#### [Directions]
State the number of lines that contain the word "What", and add nothing else.

#### [Data to use]
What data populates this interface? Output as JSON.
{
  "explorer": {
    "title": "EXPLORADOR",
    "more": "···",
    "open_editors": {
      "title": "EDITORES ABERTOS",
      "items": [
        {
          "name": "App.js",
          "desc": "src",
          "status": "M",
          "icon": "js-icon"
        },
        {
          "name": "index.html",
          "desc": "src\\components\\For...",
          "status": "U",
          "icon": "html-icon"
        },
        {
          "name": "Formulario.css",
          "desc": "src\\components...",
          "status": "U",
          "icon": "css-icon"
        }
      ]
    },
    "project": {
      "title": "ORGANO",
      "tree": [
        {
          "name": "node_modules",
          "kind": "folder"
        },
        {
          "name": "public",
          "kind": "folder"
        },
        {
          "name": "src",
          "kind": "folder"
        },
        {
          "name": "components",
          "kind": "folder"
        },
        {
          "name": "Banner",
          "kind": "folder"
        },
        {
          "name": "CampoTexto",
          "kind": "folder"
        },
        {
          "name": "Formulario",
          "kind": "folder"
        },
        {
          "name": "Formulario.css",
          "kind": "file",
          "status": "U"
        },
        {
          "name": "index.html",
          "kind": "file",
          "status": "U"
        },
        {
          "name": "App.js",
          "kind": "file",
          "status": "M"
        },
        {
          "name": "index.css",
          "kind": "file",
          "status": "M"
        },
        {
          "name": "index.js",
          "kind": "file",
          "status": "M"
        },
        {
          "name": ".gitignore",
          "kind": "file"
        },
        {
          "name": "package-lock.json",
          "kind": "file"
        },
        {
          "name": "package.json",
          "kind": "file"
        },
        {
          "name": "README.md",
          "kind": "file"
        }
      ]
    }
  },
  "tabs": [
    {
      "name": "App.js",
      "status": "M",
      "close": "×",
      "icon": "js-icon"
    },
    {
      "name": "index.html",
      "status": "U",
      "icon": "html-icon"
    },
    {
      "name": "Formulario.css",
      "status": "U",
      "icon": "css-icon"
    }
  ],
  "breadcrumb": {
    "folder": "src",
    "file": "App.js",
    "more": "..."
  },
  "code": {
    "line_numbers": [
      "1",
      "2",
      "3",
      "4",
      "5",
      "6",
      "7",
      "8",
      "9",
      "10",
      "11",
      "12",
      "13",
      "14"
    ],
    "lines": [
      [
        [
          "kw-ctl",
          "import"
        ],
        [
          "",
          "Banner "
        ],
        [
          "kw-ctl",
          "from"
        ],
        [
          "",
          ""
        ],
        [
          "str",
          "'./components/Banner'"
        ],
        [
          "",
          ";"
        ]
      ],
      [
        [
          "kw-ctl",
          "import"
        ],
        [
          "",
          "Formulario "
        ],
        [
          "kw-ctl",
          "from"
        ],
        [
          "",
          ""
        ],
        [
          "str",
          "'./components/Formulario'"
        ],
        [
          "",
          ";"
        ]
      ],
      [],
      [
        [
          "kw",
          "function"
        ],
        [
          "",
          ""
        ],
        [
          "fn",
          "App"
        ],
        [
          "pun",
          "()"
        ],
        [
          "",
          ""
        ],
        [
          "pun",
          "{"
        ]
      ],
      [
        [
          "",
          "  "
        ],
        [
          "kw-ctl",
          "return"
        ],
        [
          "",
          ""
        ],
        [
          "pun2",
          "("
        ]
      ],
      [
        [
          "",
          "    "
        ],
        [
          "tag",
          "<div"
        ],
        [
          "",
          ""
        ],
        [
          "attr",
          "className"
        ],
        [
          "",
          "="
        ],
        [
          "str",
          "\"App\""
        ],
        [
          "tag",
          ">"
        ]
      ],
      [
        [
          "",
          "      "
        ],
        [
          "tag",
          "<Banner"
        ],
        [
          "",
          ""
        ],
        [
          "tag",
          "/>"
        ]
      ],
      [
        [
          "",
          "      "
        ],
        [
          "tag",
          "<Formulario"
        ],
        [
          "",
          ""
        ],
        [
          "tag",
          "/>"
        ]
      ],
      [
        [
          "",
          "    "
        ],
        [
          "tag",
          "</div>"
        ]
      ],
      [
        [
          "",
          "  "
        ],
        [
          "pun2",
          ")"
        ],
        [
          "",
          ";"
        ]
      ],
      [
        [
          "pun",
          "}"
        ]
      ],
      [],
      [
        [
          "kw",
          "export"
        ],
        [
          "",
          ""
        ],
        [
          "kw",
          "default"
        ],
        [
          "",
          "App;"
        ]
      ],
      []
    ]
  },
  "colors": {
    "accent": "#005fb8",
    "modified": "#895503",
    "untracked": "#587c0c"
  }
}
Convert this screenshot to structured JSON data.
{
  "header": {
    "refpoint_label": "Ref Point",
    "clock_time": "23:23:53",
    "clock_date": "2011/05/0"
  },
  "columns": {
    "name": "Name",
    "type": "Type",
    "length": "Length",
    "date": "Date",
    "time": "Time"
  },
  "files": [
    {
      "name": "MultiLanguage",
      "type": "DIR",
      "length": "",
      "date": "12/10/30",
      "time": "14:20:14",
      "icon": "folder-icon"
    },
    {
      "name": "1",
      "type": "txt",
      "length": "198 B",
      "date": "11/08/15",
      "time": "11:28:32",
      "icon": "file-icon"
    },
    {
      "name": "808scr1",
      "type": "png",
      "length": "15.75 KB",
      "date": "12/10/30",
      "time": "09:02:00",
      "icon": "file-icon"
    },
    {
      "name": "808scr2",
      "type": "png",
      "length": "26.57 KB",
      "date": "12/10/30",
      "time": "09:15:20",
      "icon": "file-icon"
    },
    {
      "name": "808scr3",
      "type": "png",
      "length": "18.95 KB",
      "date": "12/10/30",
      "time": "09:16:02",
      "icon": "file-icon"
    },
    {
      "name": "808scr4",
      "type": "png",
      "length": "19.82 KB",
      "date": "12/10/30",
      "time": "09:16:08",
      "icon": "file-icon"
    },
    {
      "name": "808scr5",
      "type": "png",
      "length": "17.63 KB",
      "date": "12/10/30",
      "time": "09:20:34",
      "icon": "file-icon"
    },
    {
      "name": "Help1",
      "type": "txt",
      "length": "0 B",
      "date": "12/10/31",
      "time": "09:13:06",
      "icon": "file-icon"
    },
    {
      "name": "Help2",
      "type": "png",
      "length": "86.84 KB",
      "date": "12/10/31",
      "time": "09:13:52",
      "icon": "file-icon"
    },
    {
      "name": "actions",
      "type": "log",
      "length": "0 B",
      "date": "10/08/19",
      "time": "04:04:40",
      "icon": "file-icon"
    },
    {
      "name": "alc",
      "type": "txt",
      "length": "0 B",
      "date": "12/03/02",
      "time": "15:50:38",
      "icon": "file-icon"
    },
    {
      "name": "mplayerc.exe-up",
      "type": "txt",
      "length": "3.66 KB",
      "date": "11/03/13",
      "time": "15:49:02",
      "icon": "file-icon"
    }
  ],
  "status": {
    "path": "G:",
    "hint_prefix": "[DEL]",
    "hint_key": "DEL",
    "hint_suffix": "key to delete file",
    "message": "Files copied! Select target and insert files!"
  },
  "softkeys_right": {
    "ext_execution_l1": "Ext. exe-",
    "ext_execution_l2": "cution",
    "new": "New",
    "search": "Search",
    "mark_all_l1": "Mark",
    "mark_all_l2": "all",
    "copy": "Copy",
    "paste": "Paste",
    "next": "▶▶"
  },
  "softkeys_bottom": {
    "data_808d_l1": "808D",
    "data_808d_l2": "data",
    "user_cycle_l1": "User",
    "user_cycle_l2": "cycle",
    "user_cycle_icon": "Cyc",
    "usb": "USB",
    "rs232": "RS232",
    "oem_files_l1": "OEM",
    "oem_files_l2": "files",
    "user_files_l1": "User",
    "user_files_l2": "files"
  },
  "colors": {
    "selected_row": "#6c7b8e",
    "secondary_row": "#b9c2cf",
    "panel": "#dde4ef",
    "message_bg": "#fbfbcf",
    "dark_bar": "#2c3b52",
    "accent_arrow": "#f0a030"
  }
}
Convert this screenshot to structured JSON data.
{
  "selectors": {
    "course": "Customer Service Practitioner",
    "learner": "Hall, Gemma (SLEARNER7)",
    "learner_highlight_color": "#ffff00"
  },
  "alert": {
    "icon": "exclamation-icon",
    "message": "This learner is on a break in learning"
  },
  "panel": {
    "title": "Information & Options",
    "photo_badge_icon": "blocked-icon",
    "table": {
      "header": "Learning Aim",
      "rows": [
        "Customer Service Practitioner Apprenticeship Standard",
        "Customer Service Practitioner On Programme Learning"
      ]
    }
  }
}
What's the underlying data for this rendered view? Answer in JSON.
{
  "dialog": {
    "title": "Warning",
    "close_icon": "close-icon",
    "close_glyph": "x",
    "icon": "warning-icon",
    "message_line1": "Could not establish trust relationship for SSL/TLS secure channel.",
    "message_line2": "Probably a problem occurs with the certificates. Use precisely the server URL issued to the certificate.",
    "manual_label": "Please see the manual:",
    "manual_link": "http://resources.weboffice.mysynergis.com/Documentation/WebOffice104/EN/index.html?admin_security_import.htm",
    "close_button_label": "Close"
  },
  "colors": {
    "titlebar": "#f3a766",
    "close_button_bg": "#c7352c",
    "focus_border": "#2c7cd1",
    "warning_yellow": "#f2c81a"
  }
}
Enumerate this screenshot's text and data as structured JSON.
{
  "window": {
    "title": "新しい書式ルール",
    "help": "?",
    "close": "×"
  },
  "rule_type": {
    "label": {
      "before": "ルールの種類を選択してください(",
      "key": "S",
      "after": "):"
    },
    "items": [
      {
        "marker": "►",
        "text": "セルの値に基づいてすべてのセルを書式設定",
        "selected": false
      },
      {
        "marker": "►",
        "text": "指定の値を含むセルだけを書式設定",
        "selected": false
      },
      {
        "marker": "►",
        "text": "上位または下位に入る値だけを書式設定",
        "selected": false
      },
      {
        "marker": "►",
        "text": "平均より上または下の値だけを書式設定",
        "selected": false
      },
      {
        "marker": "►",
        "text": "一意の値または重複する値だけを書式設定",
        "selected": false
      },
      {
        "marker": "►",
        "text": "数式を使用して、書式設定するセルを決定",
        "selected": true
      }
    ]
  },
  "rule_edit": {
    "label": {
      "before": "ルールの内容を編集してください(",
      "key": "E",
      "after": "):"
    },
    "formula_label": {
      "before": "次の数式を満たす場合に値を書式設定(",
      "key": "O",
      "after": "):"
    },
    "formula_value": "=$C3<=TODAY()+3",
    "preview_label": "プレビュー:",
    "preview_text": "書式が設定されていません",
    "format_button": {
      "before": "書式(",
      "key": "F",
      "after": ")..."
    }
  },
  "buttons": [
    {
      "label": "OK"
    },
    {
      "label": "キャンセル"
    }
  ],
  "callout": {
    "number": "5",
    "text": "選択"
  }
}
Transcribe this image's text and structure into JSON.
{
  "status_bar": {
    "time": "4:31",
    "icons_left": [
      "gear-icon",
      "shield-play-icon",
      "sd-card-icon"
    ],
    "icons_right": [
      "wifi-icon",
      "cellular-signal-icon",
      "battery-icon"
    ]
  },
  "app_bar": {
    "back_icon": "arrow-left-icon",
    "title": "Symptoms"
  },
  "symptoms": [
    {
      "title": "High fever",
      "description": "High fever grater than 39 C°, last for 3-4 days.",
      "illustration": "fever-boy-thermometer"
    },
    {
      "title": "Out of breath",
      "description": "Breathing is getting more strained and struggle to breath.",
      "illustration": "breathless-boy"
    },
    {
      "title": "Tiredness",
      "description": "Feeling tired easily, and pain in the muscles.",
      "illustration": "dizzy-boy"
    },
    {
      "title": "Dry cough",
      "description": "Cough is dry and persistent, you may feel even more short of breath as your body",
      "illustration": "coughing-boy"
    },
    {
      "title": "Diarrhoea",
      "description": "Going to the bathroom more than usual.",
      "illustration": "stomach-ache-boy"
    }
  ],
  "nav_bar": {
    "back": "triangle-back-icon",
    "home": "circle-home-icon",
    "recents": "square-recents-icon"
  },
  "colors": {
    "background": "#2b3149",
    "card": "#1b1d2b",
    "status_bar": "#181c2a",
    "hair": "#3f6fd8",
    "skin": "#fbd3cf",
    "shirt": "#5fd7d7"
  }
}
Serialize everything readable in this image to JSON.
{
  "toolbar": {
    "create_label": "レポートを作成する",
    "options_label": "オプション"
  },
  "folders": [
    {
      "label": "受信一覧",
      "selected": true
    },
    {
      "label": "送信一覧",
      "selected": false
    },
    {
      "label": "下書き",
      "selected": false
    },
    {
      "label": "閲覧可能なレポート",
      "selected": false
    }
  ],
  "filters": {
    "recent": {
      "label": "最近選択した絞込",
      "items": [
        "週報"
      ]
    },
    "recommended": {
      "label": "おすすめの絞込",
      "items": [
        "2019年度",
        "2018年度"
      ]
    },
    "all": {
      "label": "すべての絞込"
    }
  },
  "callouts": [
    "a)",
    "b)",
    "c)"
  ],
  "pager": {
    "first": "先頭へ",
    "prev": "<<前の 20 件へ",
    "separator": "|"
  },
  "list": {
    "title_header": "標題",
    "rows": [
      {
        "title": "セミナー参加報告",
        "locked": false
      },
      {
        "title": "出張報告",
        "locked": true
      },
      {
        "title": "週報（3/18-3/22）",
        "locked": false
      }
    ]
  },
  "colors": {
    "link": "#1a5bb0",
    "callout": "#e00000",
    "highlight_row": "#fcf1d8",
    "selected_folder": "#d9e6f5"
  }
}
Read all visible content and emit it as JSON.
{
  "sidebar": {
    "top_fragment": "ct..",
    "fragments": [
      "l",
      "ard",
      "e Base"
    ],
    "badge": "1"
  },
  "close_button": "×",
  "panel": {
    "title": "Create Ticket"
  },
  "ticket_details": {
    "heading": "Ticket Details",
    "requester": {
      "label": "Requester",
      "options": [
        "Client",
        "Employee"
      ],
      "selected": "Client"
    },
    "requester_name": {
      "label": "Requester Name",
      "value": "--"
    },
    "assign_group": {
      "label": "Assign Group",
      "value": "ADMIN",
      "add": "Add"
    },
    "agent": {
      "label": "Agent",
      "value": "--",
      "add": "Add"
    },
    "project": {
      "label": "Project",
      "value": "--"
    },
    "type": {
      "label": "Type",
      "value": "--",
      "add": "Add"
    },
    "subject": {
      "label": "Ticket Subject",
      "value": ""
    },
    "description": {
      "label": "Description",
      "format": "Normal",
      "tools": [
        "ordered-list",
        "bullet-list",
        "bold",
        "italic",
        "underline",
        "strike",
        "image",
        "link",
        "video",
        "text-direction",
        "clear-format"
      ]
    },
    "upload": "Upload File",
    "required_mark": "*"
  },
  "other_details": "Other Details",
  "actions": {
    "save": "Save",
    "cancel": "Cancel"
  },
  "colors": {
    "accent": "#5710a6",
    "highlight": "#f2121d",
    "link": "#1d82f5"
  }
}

#### [Final result]
2